Extracted records
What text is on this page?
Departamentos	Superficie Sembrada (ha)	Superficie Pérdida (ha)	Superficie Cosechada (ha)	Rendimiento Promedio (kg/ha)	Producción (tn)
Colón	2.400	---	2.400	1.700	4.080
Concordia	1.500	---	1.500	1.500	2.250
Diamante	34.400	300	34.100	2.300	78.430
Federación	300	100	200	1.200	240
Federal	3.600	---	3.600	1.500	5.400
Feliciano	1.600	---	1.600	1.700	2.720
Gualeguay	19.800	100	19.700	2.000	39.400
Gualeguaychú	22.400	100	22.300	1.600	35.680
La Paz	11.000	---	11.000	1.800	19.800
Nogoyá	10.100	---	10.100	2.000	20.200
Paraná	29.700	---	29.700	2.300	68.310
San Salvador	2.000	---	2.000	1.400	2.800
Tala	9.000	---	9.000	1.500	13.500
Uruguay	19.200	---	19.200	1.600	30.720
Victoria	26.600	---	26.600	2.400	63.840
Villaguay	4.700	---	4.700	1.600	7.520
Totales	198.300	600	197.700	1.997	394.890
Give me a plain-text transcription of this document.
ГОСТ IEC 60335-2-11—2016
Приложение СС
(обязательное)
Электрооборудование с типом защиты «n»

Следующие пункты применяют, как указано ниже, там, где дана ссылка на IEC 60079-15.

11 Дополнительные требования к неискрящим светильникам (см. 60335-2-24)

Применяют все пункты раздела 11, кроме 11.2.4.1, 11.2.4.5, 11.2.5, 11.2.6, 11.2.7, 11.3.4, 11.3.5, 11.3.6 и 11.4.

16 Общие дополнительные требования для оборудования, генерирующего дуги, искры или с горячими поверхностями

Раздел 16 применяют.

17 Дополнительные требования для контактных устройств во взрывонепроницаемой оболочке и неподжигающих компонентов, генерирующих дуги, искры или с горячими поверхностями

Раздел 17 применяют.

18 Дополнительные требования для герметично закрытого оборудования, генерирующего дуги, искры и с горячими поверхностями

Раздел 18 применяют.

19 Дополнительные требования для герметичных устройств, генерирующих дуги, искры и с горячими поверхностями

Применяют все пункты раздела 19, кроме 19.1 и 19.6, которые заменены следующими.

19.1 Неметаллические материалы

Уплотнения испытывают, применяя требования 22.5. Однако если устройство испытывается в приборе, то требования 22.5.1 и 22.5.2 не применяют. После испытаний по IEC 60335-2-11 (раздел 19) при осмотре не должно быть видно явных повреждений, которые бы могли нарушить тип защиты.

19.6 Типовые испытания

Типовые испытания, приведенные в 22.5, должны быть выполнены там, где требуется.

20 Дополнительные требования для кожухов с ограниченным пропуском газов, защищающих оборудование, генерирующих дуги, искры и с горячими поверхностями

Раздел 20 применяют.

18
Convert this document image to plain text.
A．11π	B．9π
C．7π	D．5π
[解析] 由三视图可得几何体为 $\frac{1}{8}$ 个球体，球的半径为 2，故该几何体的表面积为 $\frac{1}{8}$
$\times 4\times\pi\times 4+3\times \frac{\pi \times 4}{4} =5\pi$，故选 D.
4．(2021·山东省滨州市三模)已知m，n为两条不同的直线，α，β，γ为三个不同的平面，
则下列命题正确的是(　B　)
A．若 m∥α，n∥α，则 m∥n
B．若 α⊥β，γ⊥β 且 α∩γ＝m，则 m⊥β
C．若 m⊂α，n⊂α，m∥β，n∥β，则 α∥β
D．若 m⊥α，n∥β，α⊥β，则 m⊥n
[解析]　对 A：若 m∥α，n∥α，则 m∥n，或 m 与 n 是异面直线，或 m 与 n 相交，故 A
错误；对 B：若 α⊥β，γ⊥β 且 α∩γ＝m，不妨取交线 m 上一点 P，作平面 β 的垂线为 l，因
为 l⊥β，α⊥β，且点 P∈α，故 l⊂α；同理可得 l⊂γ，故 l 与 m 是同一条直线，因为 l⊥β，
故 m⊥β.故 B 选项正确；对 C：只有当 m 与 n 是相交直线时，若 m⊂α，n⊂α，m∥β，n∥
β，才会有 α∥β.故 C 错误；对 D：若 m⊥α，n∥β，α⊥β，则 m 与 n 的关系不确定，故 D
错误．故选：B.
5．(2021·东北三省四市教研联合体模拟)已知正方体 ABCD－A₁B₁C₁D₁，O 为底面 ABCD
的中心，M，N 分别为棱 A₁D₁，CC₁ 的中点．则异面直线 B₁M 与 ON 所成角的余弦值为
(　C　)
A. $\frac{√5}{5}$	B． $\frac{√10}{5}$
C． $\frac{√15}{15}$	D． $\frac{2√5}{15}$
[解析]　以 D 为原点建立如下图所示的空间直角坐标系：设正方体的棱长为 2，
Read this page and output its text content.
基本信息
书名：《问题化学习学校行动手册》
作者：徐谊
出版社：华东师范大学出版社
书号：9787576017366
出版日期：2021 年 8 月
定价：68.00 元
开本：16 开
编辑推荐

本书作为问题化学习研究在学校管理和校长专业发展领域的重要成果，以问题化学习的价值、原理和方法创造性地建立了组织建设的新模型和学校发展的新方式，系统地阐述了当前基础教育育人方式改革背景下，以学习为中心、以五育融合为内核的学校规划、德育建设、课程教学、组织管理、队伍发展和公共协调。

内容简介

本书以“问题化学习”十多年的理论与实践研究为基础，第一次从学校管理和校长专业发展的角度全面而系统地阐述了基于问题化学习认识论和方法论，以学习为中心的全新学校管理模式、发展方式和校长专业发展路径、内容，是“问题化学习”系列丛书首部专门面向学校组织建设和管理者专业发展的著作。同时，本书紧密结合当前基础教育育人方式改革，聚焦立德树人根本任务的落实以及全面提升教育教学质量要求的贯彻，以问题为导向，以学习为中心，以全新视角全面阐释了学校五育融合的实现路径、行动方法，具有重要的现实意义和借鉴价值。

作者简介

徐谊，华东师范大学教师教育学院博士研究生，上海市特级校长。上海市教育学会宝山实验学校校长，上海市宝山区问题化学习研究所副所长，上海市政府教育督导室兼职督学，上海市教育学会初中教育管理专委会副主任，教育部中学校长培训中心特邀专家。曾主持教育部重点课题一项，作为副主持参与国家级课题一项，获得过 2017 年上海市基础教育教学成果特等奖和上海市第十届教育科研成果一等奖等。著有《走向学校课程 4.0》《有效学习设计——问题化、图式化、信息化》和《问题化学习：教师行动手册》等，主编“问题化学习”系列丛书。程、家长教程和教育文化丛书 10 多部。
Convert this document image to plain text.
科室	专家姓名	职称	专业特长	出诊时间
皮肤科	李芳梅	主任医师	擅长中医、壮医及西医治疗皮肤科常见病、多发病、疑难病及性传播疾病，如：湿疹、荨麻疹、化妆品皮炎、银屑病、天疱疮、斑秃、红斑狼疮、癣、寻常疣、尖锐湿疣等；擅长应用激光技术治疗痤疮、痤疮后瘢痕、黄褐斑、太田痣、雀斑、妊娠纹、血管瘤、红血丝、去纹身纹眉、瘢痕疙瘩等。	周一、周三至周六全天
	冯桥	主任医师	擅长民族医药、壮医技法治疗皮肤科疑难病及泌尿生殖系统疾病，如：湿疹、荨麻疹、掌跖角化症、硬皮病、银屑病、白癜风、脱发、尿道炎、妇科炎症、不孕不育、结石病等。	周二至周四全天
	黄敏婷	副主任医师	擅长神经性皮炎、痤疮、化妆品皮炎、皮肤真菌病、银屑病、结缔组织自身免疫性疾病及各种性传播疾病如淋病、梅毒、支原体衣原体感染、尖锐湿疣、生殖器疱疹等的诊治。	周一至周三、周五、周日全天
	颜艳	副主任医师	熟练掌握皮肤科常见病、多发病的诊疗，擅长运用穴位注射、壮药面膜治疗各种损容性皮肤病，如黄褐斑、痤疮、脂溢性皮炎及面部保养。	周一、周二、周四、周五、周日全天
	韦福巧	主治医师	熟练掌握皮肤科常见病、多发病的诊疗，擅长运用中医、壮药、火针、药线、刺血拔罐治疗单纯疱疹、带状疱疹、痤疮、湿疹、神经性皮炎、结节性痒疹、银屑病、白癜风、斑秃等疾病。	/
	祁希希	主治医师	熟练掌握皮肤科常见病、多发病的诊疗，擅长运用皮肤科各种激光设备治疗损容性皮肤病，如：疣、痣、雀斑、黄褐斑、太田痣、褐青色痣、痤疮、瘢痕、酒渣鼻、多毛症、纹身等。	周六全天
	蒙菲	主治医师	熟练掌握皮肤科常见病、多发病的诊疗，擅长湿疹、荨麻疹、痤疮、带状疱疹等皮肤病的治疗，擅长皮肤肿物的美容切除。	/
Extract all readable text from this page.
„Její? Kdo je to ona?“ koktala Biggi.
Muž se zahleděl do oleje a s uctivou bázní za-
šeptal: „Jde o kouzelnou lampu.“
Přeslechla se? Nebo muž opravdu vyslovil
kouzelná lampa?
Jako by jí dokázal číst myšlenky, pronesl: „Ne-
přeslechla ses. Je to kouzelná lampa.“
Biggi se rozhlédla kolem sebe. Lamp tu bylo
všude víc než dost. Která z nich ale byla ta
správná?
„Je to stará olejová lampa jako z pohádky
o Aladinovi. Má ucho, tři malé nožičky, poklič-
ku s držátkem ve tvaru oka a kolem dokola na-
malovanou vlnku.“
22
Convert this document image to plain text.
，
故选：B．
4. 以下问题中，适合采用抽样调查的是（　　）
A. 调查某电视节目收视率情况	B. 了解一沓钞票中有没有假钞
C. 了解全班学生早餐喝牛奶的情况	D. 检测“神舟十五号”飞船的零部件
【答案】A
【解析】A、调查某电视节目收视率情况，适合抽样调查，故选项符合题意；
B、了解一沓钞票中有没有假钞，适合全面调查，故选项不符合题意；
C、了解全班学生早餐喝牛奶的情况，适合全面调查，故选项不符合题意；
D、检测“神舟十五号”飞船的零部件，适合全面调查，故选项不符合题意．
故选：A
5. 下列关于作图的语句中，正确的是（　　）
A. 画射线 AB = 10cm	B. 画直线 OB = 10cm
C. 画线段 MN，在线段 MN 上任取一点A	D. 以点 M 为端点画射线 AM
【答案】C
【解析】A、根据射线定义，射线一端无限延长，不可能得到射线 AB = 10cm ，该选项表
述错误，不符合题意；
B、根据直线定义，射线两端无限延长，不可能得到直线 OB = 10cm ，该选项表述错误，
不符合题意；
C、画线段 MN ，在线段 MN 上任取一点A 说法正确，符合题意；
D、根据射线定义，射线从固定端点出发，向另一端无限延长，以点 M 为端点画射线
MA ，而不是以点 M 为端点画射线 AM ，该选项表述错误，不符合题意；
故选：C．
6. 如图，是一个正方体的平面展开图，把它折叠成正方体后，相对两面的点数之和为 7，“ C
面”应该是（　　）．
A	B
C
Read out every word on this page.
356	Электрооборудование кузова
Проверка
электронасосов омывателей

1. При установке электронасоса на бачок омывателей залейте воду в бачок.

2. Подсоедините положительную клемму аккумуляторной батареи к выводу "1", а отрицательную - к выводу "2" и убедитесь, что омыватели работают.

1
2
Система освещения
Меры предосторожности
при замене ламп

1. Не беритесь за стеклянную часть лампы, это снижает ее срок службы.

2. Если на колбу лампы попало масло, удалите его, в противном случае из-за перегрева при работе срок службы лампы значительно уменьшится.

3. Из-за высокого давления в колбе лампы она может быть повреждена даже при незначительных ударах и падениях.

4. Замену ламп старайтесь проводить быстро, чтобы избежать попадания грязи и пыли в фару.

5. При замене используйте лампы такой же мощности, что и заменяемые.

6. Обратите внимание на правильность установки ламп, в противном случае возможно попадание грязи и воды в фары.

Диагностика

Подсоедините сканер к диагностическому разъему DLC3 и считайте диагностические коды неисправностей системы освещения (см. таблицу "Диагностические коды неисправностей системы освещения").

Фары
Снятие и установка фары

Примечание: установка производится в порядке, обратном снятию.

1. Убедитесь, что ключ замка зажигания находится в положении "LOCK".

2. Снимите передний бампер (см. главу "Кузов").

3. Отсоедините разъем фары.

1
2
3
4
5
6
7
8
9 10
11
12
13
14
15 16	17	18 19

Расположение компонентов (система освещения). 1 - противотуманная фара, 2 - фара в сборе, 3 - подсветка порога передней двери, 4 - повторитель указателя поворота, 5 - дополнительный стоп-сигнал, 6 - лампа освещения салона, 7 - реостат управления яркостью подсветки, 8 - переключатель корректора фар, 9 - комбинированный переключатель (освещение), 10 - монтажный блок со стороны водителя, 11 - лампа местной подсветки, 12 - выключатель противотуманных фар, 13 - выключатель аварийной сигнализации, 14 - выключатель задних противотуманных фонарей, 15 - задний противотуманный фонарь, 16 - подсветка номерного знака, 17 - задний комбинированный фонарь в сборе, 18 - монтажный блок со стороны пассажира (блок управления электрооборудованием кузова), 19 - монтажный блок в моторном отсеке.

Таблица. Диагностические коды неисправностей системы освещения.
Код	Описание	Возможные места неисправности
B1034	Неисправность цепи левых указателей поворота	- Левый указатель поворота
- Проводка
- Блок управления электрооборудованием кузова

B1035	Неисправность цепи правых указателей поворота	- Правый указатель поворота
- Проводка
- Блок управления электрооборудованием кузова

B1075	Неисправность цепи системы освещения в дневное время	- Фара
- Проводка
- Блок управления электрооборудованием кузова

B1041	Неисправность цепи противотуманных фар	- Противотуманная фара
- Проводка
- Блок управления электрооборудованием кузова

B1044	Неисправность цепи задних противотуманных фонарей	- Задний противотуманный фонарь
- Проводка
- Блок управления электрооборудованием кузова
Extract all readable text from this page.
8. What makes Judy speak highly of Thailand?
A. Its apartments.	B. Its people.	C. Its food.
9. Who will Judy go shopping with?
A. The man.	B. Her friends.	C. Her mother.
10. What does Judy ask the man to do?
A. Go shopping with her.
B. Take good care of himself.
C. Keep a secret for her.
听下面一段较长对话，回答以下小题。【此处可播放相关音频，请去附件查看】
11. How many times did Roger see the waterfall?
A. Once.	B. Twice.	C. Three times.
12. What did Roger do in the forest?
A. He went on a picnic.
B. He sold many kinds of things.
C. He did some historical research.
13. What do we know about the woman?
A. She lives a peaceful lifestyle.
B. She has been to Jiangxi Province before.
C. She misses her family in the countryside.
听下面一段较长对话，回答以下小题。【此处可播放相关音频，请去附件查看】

● **WHAT THE TASK REQUIRES**
Return a copy of every line that includes the word "以学习为中心".

● **SOLUTION FOR THIS PROBLEM**
本书作为问题化学习研究在学校管理和校长专业发展领域的重要成果，以问题化学习的价值、原理和方法创造性地建立了组织建设的新模型和学校发展的新方式，系统地阐述了当前基础教育育人方式改革背景下，以学习为中心、以五育融合为内核的学校规划、德育建设、课程教学、组织管理、队伍发展和公共协调。
本书以“问题化学习”十多年的理论与实践研究为基础，第一次从学校管理和校长专业发展的角度全面而系统地阐述了基于问题化学习认识论和方法论，以学习为中心的全新学校管理模式、发展方式和校长专业发展路径、内容，是“问题化学习”系列丛书首部专门面向学校组织建设和管理者专业发展的著作。同时，本书紧密结合当前基础教育育人方式改革，聚焦立德树人根本任务的落实以及全面提升教育教学质量要求的贯彻，以问题为导向，以学习为中心，以全新视角全面阐释了学校五育融合的实现路径、行动方法，具有重要的现实意义和借鉴价值。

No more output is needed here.